JOB:
For every line in the data below that contains "root", copy the line.

EXERCISE INPUT:
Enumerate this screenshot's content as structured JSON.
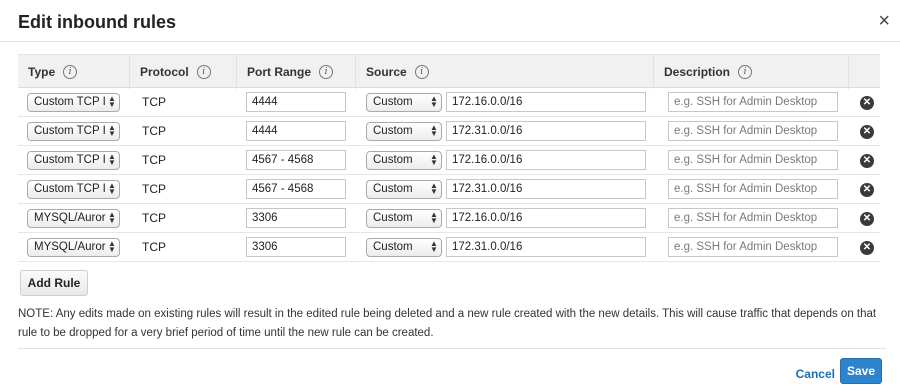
{
  "header": {
    "title": "Edit inbound rules",
    "close_icon": "×"
  },
  "columns": [
    {
      "label": "Type",
      "info": "i"
    },
    {
      "label": "Protocol",
      "info": "i"
    },
    {
      "label": "Port Range",
      "info": "i"
    },
    {
      "label": "Source",
      "info": "i"
    },
    {
      "label": "Description",
      "info": "i"
    }
  ],
  "rules": [
    {
      "type": "Custom TCP I",
      "protocol": "TCP",
      "port_range": "4444",
      "source_type": "Custom",
      "source": "172.16.0.0/16",
      "description_placeholder": "e.g. SSH for Admin Desktop"
    },
    {
      "type": "Custom TCP I",
      "protocol": "TCP",
      "port_range": "4444",
      "source_type": "Custom",
      "source": "172.31.0.0/16",
      "description_placeholder": "e.g. SSH for Admin Desktop"
    },
    {
      "type": "Custom TCP I",
      "protocol": "TCP",
      "port_range": "4567 - 4568",
      "source_type": "Custom",
      "source": "172.16.0.0/16",
      "description_placeholder": "e.g. SSH for Admin Desktop"
    },
    {
      "type": "Custom TCP I",
      "protocol": "TCP",
      "port_range": "4567 - 4568",
      "source_type": "Custom",
      "source": "172.31.0.0/16",
      "description_placeholder": "e.g. SSH for Admin Desktop"
    },
    {
      "type": "MYSQL/Auror",
      "protocol": "TCP",
      "port_range": "3306",
      "source_type": "Custom",
      "source": "172.16.0.0/16",
      "description_placeholder": "e.g. SSH for Admin Desktop"
    },
    {
      "type": "MYSQL/Auror",
      "protocol": "TCP",
      "port_range": "3306",
      "source_type": "Custom",
      "source": "172.31.0.0/16",
      "description_placeholder": "e.g. SSH for Admin Desktop"
    }
  ],
  "add_rule_label": "Add Rule",
  "note": "NOTE: Any edits made on existing rules will result in the edited rule being deleted and a new rule created with the new details. This will cause traffic that depends on that rule to be dropped for a very brief period of time until the new rule can be created.",
  "footer": {
    "cancel_label": "Cancel",
    "save_label": "Save"
  },
  "icons": {
    "select_arrows": "select-arrows-icon",
    "delete": "remove-circle-icon",
    "info": "info-circle-icon",
    "close": "close-icon"
  },
  "colors": {
    "primary": "#2e84cc",
    "link": "#1a6fb3"
  }
}
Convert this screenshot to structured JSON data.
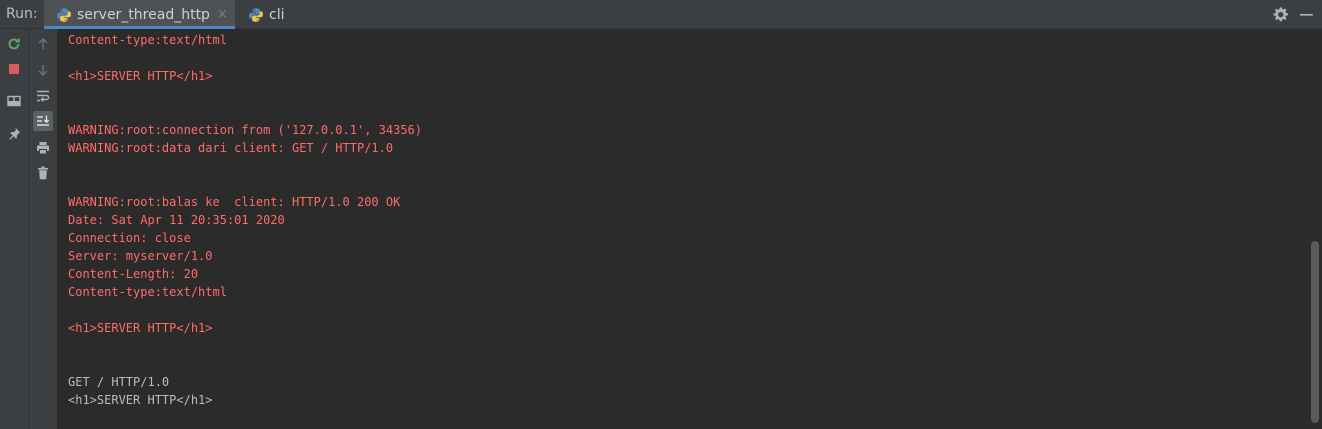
{
  "header": {
    "run_label": "Run:",
    "tabs": [
      {
        "label": "server_thread_http",
        "active": true,
        "close": "×"
      },
      {
        "label": "cli",
        "active": false
      }
    ]
  },
  "icons": {
    "tab": "python-icon",
    "settings": "gear-icon",
    "hide": "minimize-icon",
    "left_toolbar": [
      "rerun-icon",
      "stop-icon",
      "layout-icon",
      "pin-icon"
    ],
    "right_toolbar": [
      "arrow-up-icon",
      "arrow-down-icon",
      "soft-wrap-icon",
      "scroll-to-end-icon",
      "print-icon",
      "trash-icon"
    ]
  },
  "colors": {
    "stderr": "#ff6b68",
    "stdout": "#bbbbbb",
    "accent": "#4a88c7",
    "rerun": "#59a869",
    "stop": "#db5c5c"
  },
  "console": {
    "lines": [
      {
        "text": "Content-type:text/html",
        "stream": "stderr"
      },
      {
        "text": "",
        "stream": "stderr"
      },
      {
        "text": "<h1>SERVER HTTP</h1>",
        "stream": "stderr"
      },
      {
        "text": "",
        "stream": "stderr"
      },
      {
        "text": "",
        "stream": "stderr"
      },
      {
        "text": "WARNING:root:connection from ('127.0.0.1', 34356)",
        "stream": "stderr"
      },
      {
        "text": "WARNING:root:data dari client: GET / HTTP/1.0",
        "stream": "stderr"
      },
      {
        "text": "",
        "stream": "stderr"
      },
      {
        "text": "",
        "stream": "stderr"
      },
      {
        "text": "WARNING:root:balas ke  client: HTTP/1.0 200 OK",
        "stream": "stderr"
      },
      {
        "text": "Date: Sat Apr 11 20:35:01 2020",
        "stream": "stderr"
      },
      {
        "text": "Connection: close",
        "stream": "stderr"
      },
      {
        "text": "Server: myserver/1.0",
        "stream": "stderr"
      },
      {
        "text": "Content-Length: 20",
        "stream": "stderr"
      },
      {
        "text": "Content-type:text/html",
        "stream": "stderr"
      },
      {
        "text": "",
        "stream": "stderr"
      },
      {
        "text": "<h1>SERVER HTTP</h1>",
        "stream": "stderr"
      },
      {
        "text": "",
        "stream": "stderr"
      },
      {
        "text": "",
        "stream": "stderr"
      },
      {
        "text": "GET / HTTP/1.0",
        "stream": "stdout"
      },
      {
        "text": "<h1>SERVER HTTP</h1>",
        "stream": "stdout"
      }
    ]
  }
}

FULL OUTPUT:
        "text": "WARNING:root:connection from ('127.0.0.1', 34356)",
        "text": "WARNING:root:data dari client: GET / HTTP/1.0",
        "text": "WARNING:root:balas ke  client: HTTP/1.0 200 OK",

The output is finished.